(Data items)

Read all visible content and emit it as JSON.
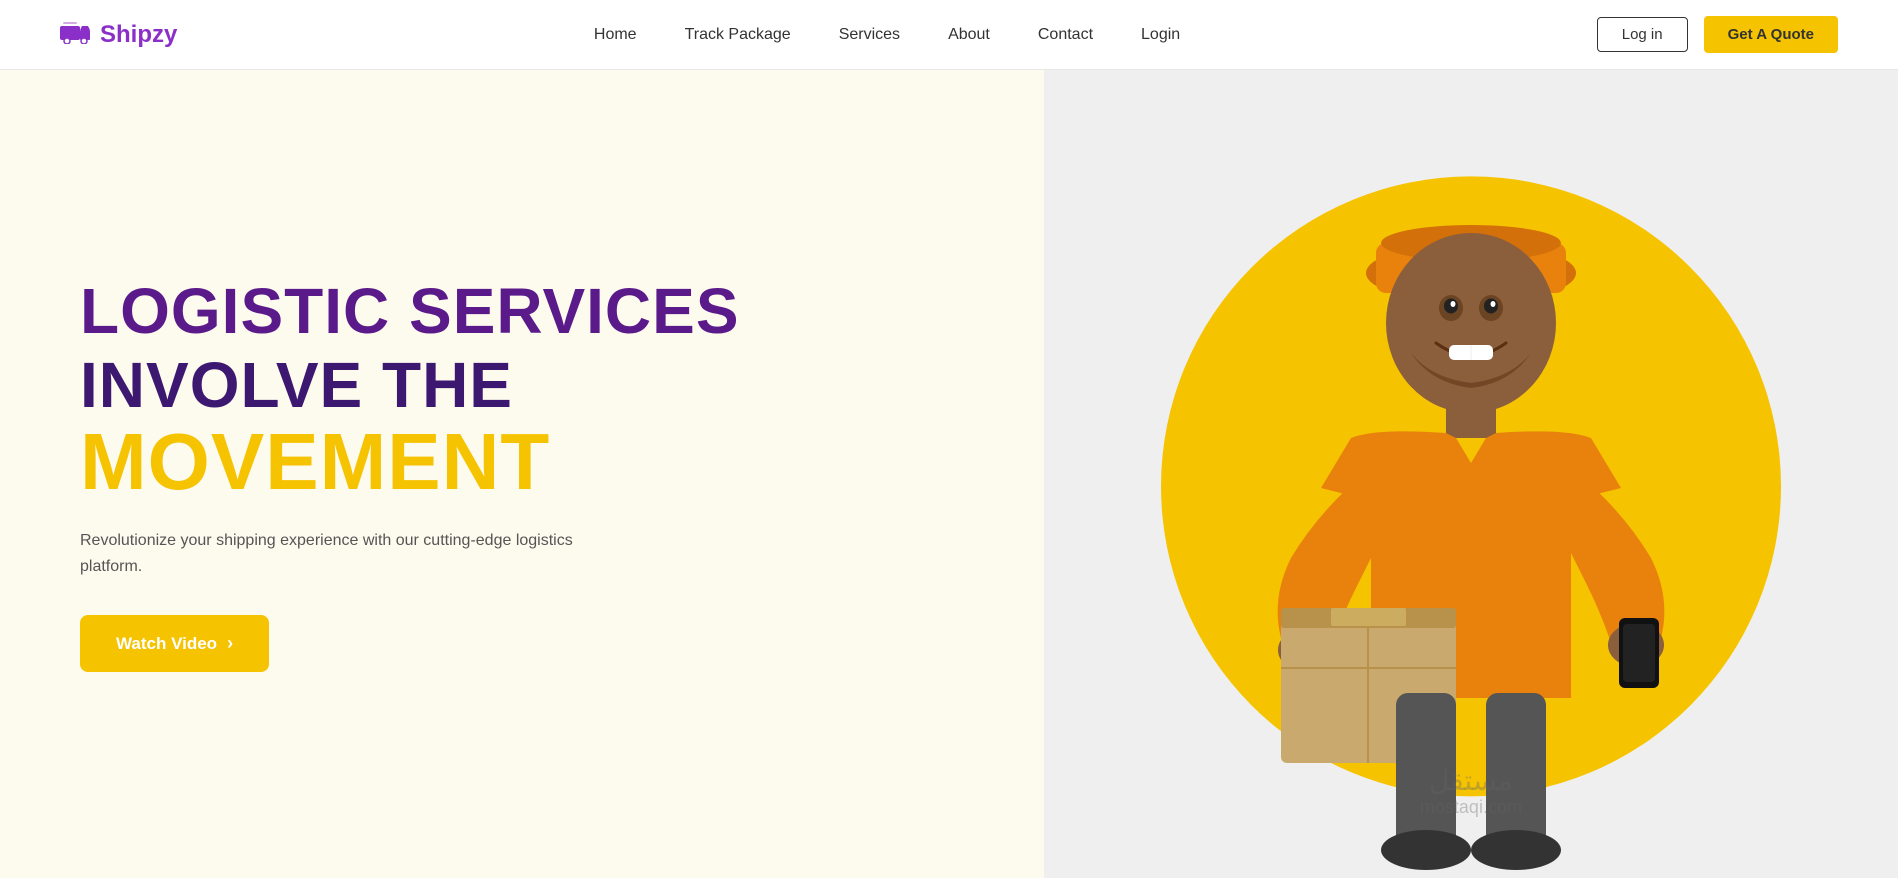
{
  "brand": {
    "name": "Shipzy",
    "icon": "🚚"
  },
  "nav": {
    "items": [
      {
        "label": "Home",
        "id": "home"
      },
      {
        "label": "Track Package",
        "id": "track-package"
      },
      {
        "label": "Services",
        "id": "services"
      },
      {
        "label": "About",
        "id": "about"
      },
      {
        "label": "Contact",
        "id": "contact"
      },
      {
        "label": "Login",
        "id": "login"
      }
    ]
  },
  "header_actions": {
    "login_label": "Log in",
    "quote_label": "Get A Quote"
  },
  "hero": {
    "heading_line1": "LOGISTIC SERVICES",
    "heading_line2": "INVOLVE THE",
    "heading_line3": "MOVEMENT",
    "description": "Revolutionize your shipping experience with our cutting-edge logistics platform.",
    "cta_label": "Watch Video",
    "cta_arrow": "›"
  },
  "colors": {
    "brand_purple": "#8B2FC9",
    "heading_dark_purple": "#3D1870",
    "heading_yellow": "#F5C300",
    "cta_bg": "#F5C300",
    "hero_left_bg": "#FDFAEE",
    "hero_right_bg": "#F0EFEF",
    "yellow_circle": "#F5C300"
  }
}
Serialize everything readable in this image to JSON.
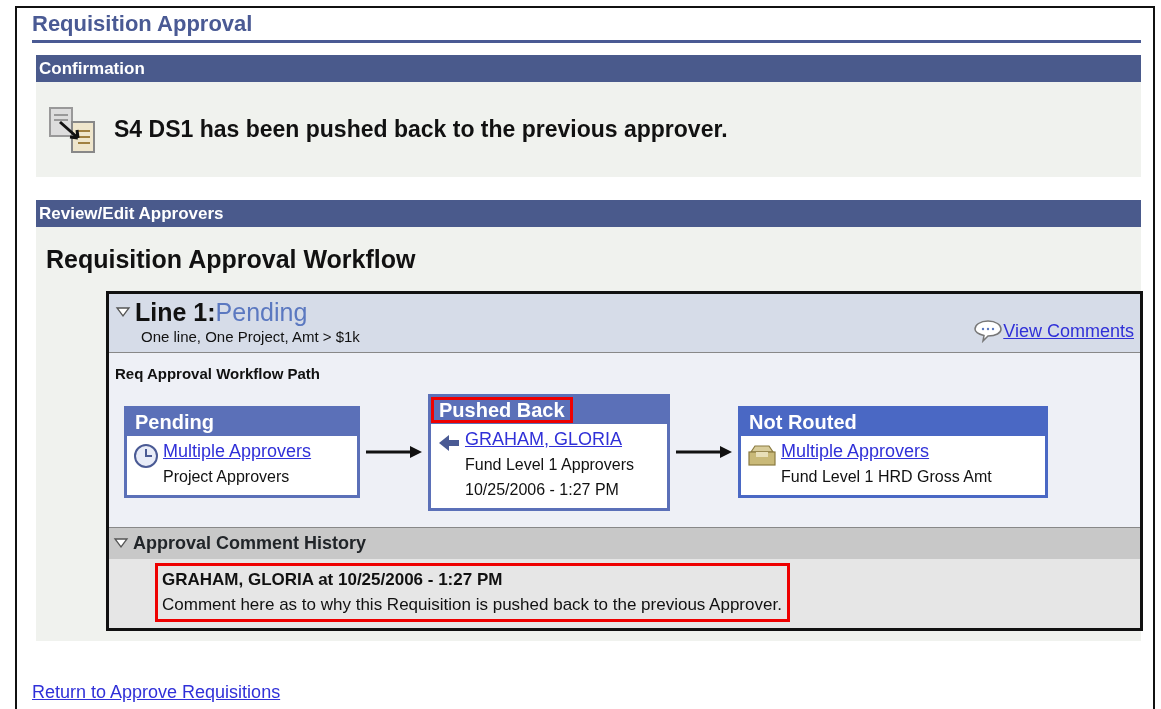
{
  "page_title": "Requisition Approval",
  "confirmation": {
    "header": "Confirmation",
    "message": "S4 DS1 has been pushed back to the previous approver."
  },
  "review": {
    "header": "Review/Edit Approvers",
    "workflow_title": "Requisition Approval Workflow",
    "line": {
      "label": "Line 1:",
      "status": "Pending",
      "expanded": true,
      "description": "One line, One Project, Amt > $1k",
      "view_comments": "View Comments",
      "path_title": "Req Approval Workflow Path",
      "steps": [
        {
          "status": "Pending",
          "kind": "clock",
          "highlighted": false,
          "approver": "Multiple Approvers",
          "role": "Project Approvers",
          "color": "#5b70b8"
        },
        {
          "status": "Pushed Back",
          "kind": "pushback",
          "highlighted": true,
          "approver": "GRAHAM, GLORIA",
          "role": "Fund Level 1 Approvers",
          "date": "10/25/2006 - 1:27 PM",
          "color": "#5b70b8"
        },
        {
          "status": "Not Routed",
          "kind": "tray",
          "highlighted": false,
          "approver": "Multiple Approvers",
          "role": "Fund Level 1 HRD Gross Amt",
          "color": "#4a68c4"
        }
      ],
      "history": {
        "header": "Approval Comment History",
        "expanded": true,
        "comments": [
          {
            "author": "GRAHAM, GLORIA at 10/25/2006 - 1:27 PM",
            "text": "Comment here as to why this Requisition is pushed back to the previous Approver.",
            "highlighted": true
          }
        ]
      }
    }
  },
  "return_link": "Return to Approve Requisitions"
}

• [EXERCISE INSTRUCTIONS]: In the records above, find each line that holds the word "previous"; copy all such lines.

• [OUTPUT OF THE TASK]:
    "message": "S4 DS1 has been pushed back to the previous approver."
            "text": "Comment here as to why this Requisition is pushed back to the previous Approver.",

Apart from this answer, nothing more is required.